* [Task to carry out]: Please quote the material exactly, every line of it.

* [Data records]:
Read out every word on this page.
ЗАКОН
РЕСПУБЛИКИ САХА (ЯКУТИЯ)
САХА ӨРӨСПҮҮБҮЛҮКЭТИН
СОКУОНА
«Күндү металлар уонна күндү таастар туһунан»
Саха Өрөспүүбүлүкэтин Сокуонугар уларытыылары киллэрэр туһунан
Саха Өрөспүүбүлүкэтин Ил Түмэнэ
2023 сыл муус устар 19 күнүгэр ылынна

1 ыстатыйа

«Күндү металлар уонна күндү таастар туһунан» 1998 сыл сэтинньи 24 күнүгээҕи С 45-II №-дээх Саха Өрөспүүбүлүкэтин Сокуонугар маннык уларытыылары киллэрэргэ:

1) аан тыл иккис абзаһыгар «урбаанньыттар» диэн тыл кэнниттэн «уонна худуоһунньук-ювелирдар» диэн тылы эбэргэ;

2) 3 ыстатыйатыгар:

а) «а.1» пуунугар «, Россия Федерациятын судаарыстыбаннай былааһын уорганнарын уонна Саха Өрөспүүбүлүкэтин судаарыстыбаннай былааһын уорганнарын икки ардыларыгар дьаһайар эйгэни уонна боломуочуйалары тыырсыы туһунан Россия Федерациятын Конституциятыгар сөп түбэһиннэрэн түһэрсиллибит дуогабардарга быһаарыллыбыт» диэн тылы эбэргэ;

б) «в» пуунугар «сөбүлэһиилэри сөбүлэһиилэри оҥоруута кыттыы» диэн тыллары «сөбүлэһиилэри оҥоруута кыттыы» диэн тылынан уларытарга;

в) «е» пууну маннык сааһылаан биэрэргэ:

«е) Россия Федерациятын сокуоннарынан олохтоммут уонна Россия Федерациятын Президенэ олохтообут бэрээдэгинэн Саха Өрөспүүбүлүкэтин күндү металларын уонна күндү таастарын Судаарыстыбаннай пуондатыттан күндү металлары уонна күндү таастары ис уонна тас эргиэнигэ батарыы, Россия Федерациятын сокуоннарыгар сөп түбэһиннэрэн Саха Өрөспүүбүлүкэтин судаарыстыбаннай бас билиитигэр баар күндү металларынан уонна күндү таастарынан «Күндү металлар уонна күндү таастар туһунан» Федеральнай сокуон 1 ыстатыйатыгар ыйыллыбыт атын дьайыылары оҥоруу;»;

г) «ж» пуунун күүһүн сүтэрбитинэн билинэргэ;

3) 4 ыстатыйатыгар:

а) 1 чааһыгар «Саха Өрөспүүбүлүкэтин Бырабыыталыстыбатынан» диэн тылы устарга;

* [Written reply]:
Read out every word on this page.
ЗАКОН
РЕСПУБЛИКИ САХА (ЯКУТИЯ)
САХА ӨРӨСПҮҮБҮЛҮКЭТИН
СОКУОНА
«Күндү металлар уонна күндү таастар туһунан»
Саха Өрөспүүбүлүкэтин Сокуонугар уларытыылары киллэрэр туһунан
Саха Өрөспүүбүлүкэтин Ил Түмэнэ
2023 сыл муус устар 19 күнүгэр ылынна

1 ыстатыйа

«Күндү металлар уонна күндү таастар туһунан» 1998 сыл сэтинньи 24 күнүгээҕи С 45-II №-дээх Саха Өрөспүүбүлүкэтин Сокуонугар маннык уларытыылары киллэрэргэ:

1) аан тыл иккис абзаһыгар «урбаанньыттар» диэн тыл кэнниттэн «уонна худуоһунньук-ювелирдар» диэн тылы эбэргэ;

2) 3 ыстатыйатыгар:

а) «а.1» пуунугар «, Россия Федерациятын судаарыстыбаннай былааһын уорганнарын уонна Саха Өрөспүүбүлүкэтин судаарыстыбаннай былааһын уорганнарын икки ардыларыгар дьаһайар эйгэни уонна боломуочуйалары тыырсыы туһунан Россия Федерациятын Конституциятыгар сөп түбэһиннэрэн түһэрсиллибит дуогабардарга быһаарыллыбыт» диэн тылы эбэргэ;

б) «в» пуунугар «сөбүлэһиилэри сөбүлэһиилэри оҥоруута кыттыы» диэн тыллары «сөбүлэһиилэри оҥоруута кыттыы» диэн тылынан уларытарга;

в) «е» пууну маннык сааһылаан биэрэргэ:

«е) Россия Федерациятын сокуоннарынан олохтоммут уонна Россия Федерациятын Президенэ олохтообут бэрээдэгинэн Саха Өрөспүүбүлүкэтин күндү металларын уонна күндү таастарын Судаарыстыбаннай пуондатыттан күндү металлары уонна күндү таастары ис уонна тас эргиэнигэ батарыы, Россия Федерациятын сокуоннарыгар сөп түбэһиннэрэн Саха Өрөспүүбүлүкэтин судаарыстыбаннай бас билиитигэр баар күндү металларынан уонна күндү таастарынан «Күндү металлар уонна күндү таастар туһунан» Федеральнай сокуон 1 ыстатыйатыгар ыйыллыбыт атын дьайыылары оҥоруу;»;

г) «ж» пуунун күүһүн сүтэрбитинэн билинэргэ;

3) 4 ыстатыйатыгар:

а) 1 чааһыгар «Саха Өрөспүүбүлүкэтин Бырабыыталыстыбатынан» диэн тылы устарга;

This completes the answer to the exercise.